## DIRECTIONS:
1 > Copy word for word from the Form 8-K filing everything from "[ ] Written" down to "(17 CFR 240.14a-12)".
2 > Using the Form 8-K filing, answer each question on its own line:
(a) In what state is Acquired Sales Corp. incorporated?
(b) What date is given for the earliest event reported?
(c) In which city are the principal executive offices located?
3 > Write the next part of the Form 8-K filing, picking up after its final heading.

-- START PASSAGE GIVEN --

UNITED STATES

SECURITIES AND EXCHANGE COMMISSION

Washington, D.C. 20549

 

 

FORM 8-K

CURRENT REPORT

Pursuant to Section 13 OR 15(d) of The Securities Exchange Act of 1934

Date of Report (Date of earliest event reported)

January 7, 2020

   

ACQUIRED SALES CORP.

(Exact name of registrant as specified in its charter)

 

Nevada

 

87-0479286

(State or other jurisdiction of incorporation or organization)

 

(I.R.S. Employer Identification No.)

 

 

 

31 N. Suffolk Lane, Lake Forest, Illinois

 

60045

(Address of principal executive offices)

 

(Zip Code)

 

847-915-2446

(Registrant’s telephone number, including area code)

 

Check the appropriate box below if the Form 8-K filing is intended to simultaneously satisfy the filing obligation of the registrant under any of the following provisions (see General Instruction A.2. below):

[ ] Written communications pursuant to Rule 425 under the Securities Act (17 CFR 230.425)

[ ] Soliciting material pursuant to Rule 14a-12 under the Exchange Act (17 CFR 240.14a-12)

[ ] Pre-commencement communications pursuant to Rule 14d-2(b) under the Exchange Act (17 CFR 240.14d-2(b))

[ ] Pre-commencement communications pursuant to Rule 13e-4(c) under the Exchange Act (17 CFR 240.13e-4(c))


 

Section 1 - Registrant’s Business and Operations

 

Item 1.01 Entry into a Material Definitive Agreement.

-- END PASSAGE GIVEN --
-- START COLLECTED DATA --

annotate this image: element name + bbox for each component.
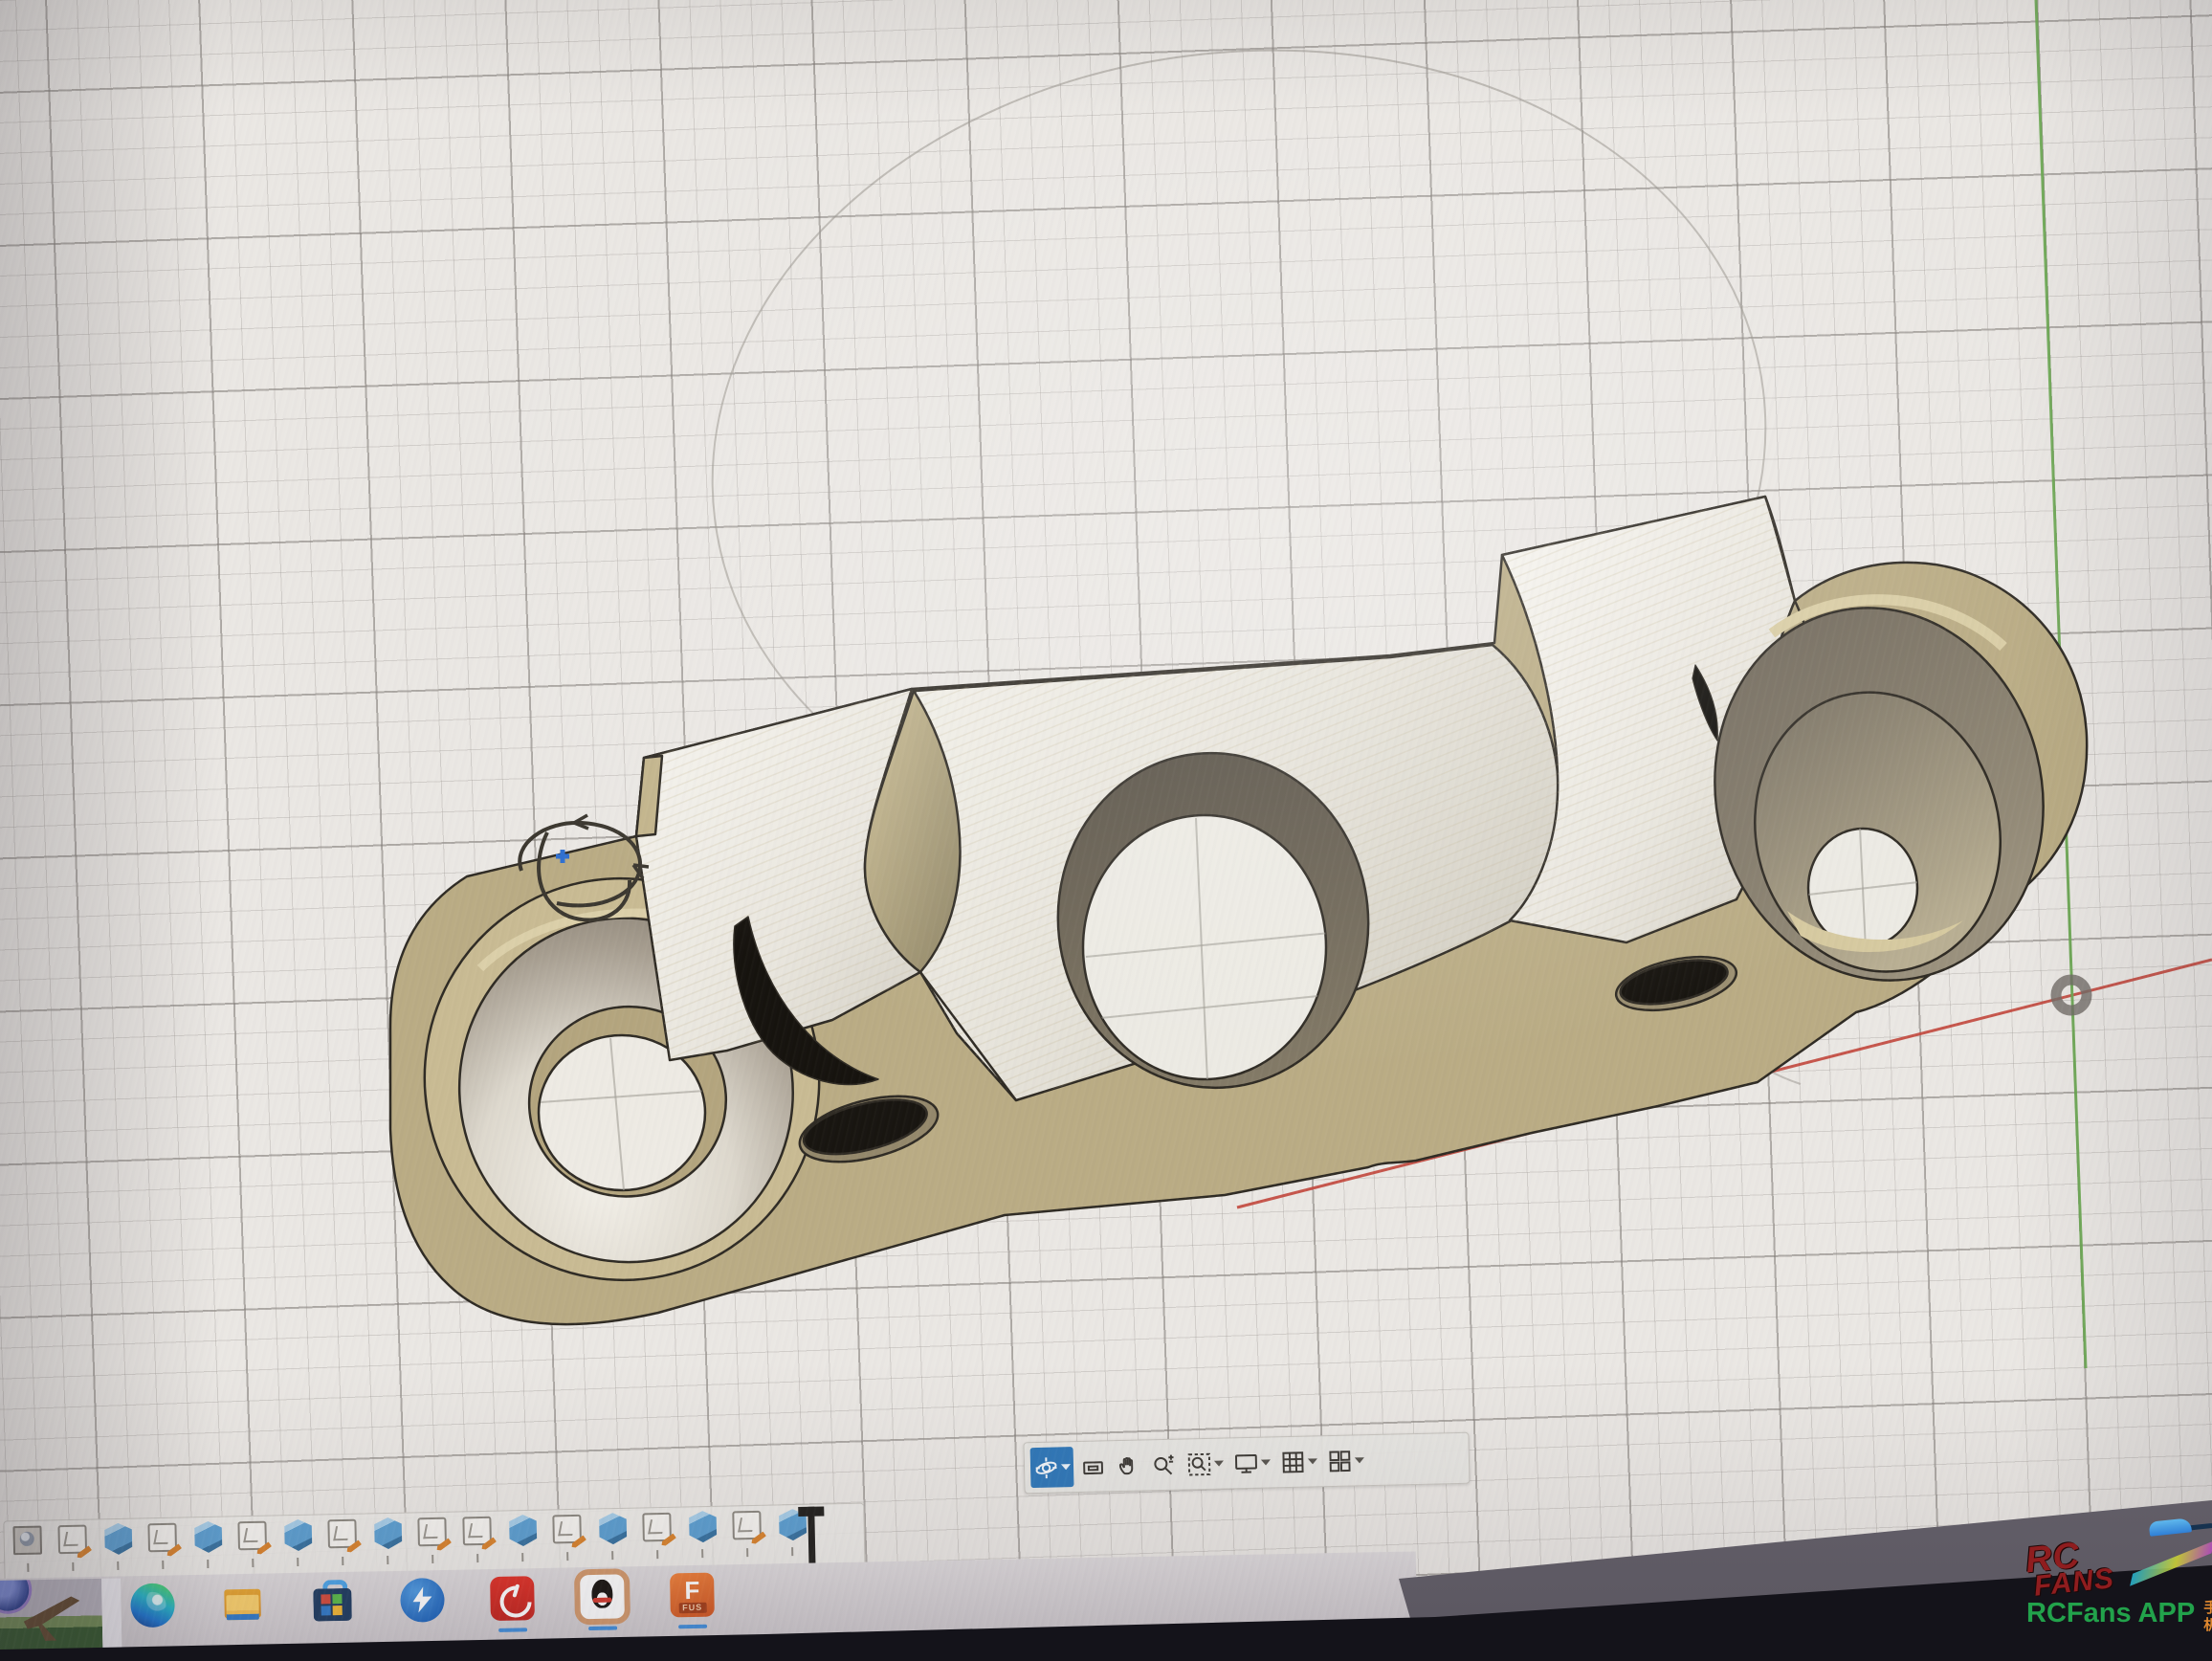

-- END COLLECTED DATA --

## TASK RESULTS:
1 >
[ ] Written communications pursuant to Rule 425 under the Securities Act (17 CFR 230.425)

[ ] Soliciting material pursuant to Rule 14a-12 under the Exchange Act (17 CFR 240.14a-12)

2 >
(a) Nevada
(b) January 7, 2020
(c) Lake Forest, Illinois

3 >
Execution of Agreement and Plan of Merger – Warrender Enterprise Inc. d/b/a Lifted Liquids

 

On January 7, 2020, Acquired Sales Corp. (the “Company”), Gerard M. Jacobs and William C. “Jake” Jacobs entered into an Agreement and Plan of Merger (“Merger Agreement”) with Warrender Enterprise Inc. d/b/a Lifted Liquids (“Lifted”) and its owner Nicholas C. Warrender (“Warrender”) to, subject to a number of conditions, acquire 100% of the ownership of Lifted for consideration of (1) $3,750,000 in cash, (2) a promissory note issued by the Company for an additional $3,750,000 (“Promissory Note”), (3) 4,545,455 shares of the Company’s unregistered common stock, and (4) warrants to purchase 1,820,000 shares of the Company’s unregistered common stock at an exercise price of $5.00 per share. The Company will pay the $3,750,000 cash portion of the consideration from cash on hand. 

 

The Promissory Note is to be secured by (a) a first lien security interest in all of the assets of the Company; and (b) a pledge of all of the capital stock of the Lifted subsidiary held by the Company post-merger and all of the common stock of Bendistillery Inc., Bend Spirits, Inc., and Ablis Holding Company that is owned by the Company.  

 

The Promissory Note accrues interest at 2% per annum and must be repaid at the sooner of five years from execution or that time in which the Company’s consolidated earnings from the date of the closing of the merger exceeds $7.5 million. 

 

In connection with the Merger, Warrender will be granted registration rights for the 4,545,455 shares of the Company’s unregistered common stock that he is to receive in connection with the Merger. 

 

Also in connection with the Merger, Warrender, William C. “Jake” Jacobs, Gerard M. Jacobs, and the Roberti Jacobs Family Trust, who together as a group will have stockholder and managerial control of the Company, will enter into a stockholder agreement wherein they must unanimously agree on Board members and on any liquidation event involving the Company or its assets.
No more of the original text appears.